WHAT IS REQUIRED:
Your task is to copy the material exactly.

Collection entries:

****

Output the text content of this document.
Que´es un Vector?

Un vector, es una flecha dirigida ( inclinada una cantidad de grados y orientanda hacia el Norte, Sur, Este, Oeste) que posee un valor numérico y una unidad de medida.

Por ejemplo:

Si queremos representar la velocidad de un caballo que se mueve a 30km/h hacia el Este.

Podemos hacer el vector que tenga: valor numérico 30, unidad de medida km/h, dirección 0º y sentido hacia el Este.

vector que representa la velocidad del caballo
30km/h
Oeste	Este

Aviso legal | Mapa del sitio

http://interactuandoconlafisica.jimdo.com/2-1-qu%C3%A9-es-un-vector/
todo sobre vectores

****

RESPONSE TO THE TASK:
Output the text content of this document.
Que´es un Vector?

Un vector, es una flecha dirigida ( inclinada una cantidad de grados y orientanda hacia el Norte, Sur, Este, Oeste) que posee un valor numérico y una unidad de medida.

Por ejemplo:

Si queremos representar la velocidad de un caballo que se mueve a 30km/h hacia el Este.

Podemos hacer el vector que tenga: valor numérico 30, unidad de medida km/h, dirección 0º y sentido hacia el Este.

vector que representa la velocidad del caballo
30km/h
Oeste	Este

Aviso legal | Mapa del sitio

http://interactuandoconlafisica.jimdo.com/2-1-qu%C3%A9-es-un-vector/
todo sobre vectores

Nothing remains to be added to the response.